(Records from a data collection)
--

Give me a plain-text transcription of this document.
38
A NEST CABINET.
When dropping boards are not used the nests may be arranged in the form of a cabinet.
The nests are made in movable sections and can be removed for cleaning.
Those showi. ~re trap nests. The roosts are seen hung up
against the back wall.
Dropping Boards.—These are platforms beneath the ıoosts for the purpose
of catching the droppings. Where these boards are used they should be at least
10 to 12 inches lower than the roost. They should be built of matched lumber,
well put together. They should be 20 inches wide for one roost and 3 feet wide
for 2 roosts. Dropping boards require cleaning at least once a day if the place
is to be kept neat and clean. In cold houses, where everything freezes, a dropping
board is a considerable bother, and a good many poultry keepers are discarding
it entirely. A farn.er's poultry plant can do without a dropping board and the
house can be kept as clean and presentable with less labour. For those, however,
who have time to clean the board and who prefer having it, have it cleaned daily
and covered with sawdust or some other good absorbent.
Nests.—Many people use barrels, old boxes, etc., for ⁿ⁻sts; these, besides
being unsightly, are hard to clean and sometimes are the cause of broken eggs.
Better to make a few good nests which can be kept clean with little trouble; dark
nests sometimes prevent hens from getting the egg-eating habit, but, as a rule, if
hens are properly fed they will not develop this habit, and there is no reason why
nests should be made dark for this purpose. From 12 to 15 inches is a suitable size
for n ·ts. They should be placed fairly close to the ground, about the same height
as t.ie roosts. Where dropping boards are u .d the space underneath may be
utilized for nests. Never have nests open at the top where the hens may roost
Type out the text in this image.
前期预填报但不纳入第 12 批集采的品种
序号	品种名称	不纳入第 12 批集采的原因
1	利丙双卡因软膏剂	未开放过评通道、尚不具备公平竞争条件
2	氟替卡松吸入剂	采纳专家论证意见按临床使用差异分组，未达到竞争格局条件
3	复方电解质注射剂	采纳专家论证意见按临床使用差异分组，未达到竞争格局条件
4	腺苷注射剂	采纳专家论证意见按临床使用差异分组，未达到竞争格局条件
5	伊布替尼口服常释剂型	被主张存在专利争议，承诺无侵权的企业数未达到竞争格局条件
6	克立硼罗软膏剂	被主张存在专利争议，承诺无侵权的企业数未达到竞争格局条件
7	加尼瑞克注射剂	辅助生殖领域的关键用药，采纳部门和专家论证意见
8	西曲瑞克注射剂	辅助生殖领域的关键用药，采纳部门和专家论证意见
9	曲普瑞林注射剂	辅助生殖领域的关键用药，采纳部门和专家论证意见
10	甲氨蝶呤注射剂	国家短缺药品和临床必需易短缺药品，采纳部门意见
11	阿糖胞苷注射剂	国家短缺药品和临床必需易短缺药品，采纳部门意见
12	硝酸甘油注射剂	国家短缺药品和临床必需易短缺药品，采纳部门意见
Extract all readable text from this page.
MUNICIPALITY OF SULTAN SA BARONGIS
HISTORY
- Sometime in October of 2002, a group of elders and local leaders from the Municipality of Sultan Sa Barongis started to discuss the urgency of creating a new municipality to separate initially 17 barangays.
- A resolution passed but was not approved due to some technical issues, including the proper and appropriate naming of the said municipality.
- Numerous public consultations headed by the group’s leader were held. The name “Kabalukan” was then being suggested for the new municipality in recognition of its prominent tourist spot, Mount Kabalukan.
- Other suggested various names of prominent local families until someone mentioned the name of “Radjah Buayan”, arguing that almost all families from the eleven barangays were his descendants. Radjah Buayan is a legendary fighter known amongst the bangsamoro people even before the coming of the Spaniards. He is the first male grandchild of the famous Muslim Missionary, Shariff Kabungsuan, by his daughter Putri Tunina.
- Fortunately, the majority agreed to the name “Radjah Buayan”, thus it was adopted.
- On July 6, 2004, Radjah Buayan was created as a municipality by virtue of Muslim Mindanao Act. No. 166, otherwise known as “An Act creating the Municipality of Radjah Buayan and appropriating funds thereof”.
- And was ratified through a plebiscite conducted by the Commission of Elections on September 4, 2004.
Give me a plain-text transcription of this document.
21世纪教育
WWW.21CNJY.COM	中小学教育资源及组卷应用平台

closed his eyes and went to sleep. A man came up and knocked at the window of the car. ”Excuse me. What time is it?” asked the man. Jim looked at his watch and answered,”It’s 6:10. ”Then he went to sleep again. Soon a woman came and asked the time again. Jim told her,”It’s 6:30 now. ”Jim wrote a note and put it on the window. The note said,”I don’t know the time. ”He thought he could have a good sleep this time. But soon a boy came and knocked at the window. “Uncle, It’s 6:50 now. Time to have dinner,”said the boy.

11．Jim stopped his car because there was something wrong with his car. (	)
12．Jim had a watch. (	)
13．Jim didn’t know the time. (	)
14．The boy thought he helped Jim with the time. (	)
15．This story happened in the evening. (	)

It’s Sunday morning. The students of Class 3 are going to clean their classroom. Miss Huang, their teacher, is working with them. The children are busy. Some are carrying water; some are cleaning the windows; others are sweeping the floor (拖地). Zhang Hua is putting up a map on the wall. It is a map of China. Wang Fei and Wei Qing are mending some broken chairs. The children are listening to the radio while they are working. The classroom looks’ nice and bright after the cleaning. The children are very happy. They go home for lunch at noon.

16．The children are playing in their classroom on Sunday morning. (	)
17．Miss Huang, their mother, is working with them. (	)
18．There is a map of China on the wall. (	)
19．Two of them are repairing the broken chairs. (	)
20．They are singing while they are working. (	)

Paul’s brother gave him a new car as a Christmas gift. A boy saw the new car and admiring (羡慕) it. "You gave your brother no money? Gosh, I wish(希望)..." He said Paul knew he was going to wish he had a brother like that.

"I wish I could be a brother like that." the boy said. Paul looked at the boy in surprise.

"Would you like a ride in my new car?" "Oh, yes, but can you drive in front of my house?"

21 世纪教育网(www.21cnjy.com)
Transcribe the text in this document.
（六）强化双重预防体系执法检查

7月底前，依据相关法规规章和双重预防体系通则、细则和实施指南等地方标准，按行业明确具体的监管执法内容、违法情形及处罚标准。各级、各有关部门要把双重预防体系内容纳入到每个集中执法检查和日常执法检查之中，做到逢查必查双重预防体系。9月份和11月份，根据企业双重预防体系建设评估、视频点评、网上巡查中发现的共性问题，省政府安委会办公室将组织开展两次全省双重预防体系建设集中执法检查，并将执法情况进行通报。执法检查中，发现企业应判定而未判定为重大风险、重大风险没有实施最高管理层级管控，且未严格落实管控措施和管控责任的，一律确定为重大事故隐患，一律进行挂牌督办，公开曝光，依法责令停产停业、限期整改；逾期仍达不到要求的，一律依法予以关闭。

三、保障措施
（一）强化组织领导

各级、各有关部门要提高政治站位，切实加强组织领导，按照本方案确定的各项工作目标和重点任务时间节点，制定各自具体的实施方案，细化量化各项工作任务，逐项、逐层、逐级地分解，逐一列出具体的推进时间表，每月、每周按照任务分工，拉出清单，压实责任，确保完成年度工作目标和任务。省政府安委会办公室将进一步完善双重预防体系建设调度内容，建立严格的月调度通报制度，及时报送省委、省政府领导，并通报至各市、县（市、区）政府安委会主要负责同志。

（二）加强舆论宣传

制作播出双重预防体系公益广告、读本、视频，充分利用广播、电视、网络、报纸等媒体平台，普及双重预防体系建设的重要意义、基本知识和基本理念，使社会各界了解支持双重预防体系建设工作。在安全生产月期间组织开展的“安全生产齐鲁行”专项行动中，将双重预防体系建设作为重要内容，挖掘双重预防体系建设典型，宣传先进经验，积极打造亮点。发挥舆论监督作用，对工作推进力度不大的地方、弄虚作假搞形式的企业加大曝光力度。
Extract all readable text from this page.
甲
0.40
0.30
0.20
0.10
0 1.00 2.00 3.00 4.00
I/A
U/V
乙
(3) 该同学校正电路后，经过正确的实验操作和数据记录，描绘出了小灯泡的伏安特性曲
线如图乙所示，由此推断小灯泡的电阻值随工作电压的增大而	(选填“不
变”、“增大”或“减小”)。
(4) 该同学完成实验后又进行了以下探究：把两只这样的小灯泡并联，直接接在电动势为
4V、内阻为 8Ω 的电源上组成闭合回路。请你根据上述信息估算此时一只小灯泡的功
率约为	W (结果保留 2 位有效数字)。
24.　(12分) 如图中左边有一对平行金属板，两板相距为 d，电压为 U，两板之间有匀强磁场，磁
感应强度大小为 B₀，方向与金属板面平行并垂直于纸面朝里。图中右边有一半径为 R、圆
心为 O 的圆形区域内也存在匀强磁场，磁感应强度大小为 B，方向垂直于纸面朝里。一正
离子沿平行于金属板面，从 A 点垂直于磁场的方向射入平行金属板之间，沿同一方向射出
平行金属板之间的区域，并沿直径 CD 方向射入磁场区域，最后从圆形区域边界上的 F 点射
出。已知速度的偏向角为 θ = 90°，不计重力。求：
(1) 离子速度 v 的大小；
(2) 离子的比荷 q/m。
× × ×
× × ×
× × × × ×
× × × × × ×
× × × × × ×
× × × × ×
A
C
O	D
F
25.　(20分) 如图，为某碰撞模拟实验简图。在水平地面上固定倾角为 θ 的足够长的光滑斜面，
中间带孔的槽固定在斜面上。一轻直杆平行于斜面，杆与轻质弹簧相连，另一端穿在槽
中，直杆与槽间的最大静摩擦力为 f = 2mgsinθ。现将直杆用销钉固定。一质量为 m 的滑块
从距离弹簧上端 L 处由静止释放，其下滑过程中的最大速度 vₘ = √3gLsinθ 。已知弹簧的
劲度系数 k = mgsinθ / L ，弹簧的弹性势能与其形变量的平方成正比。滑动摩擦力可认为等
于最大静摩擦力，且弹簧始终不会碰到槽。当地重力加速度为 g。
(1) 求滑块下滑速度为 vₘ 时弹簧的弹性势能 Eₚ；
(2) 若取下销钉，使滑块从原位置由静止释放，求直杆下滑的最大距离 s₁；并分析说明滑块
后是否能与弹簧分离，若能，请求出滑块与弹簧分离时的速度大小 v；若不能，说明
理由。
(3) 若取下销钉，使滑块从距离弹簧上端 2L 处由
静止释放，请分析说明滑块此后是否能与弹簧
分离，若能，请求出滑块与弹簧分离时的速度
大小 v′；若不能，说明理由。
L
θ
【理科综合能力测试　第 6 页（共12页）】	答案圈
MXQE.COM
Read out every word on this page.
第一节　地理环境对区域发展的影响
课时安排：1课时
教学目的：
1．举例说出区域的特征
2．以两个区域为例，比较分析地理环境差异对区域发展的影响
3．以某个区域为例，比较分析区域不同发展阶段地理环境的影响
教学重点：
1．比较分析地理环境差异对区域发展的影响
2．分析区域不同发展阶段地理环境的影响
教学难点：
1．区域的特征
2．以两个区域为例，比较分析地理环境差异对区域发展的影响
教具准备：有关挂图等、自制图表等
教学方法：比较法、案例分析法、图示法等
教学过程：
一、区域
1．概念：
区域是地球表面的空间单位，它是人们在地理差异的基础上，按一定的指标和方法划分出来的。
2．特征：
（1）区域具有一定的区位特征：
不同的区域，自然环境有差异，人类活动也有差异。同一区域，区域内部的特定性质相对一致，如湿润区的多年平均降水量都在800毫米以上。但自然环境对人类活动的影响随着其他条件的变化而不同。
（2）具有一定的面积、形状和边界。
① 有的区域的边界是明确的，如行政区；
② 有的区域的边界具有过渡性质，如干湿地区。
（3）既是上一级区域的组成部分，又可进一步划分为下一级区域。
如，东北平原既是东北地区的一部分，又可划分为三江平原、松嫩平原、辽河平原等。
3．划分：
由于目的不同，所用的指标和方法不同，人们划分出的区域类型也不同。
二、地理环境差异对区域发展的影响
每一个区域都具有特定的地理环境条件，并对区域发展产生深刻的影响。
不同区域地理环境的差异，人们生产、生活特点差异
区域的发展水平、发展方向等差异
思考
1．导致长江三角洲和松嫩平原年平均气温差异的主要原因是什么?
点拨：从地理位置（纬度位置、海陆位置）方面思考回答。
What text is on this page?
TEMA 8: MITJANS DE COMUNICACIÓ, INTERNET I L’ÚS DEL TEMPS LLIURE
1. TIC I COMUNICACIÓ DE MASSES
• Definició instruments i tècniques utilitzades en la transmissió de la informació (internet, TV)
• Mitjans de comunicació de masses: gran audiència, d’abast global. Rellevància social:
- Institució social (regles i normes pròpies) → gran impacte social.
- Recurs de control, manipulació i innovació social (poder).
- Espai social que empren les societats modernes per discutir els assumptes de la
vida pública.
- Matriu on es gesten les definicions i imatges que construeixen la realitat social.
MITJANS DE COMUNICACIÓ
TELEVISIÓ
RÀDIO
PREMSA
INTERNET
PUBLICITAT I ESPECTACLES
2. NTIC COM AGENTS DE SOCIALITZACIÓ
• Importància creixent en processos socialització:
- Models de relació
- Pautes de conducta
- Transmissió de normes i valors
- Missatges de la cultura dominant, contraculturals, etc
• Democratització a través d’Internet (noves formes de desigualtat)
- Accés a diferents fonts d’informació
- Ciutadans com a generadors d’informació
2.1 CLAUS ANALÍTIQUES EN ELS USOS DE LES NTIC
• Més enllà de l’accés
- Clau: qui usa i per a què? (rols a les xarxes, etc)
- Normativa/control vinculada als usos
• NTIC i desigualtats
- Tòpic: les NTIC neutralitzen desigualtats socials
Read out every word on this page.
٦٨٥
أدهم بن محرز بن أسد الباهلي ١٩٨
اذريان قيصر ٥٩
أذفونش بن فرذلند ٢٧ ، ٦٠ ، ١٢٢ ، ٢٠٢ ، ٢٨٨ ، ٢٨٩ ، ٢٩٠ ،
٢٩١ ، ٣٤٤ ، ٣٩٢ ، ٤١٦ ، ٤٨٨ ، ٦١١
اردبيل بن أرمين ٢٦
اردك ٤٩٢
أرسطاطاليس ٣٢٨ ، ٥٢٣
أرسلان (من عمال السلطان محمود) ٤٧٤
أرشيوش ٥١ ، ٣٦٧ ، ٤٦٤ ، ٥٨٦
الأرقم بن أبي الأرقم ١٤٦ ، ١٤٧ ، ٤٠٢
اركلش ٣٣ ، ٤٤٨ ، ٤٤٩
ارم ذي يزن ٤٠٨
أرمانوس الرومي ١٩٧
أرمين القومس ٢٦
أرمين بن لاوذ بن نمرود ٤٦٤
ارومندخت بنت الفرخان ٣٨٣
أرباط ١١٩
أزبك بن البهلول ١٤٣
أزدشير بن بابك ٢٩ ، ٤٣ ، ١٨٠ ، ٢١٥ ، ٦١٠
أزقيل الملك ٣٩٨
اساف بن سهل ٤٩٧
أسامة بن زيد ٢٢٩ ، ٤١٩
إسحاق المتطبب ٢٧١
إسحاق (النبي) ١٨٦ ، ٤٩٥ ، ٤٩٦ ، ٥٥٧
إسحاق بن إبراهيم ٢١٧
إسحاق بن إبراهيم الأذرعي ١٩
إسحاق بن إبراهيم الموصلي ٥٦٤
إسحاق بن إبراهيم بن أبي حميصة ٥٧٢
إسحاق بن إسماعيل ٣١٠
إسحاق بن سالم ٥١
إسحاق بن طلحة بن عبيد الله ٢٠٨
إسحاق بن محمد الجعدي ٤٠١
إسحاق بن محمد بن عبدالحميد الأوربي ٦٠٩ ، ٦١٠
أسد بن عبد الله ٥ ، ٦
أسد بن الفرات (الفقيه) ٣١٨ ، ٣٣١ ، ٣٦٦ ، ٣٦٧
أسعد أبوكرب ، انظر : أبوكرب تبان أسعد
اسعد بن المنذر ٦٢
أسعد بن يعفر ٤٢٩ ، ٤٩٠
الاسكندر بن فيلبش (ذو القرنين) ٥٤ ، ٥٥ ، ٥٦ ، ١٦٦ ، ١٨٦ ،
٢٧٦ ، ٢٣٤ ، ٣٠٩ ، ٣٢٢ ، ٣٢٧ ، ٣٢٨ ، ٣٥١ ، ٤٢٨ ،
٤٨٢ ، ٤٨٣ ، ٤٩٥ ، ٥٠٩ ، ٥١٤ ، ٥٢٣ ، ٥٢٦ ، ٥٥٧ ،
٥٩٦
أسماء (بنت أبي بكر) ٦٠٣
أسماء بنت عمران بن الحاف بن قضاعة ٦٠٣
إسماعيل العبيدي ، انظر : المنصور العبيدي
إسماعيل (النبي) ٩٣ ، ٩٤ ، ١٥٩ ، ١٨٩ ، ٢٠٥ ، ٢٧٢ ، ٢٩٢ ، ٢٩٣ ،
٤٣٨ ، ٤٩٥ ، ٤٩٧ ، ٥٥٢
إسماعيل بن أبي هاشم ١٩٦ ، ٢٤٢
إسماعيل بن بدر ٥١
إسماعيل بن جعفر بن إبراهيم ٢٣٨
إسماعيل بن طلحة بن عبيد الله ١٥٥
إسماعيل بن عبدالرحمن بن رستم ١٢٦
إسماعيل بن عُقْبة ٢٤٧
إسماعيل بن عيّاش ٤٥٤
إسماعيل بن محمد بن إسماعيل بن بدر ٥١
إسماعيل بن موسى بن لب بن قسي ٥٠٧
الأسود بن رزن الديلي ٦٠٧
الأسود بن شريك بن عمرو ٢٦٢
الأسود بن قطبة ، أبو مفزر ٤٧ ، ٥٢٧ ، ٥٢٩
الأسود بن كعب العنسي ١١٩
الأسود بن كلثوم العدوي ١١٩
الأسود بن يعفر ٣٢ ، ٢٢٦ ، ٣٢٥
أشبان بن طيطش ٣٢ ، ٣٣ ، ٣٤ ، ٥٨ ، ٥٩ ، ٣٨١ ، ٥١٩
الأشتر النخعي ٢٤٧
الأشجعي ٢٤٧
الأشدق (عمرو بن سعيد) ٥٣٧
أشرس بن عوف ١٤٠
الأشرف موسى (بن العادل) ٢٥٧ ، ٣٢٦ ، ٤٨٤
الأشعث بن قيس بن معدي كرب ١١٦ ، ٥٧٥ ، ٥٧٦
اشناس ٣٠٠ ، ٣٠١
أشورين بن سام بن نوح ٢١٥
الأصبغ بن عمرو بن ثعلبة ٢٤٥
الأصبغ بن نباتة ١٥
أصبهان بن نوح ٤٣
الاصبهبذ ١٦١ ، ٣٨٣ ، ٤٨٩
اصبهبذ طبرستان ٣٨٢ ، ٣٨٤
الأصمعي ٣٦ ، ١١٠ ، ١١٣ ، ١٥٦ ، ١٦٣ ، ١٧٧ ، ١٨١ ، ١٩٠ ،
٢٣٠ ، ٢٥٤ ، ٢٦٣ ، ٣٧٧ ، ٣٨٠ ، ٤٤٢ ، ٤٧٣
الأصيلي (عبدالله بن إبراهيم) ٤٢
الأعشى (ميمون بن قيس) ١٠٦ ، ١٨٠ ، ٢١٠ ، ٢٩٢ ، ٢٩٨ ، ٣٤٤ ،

--

# [REQUIRED WORK]
What is the number of lines above that contain "الأسود"? Answer with that number only.

# [THE REPLY]
6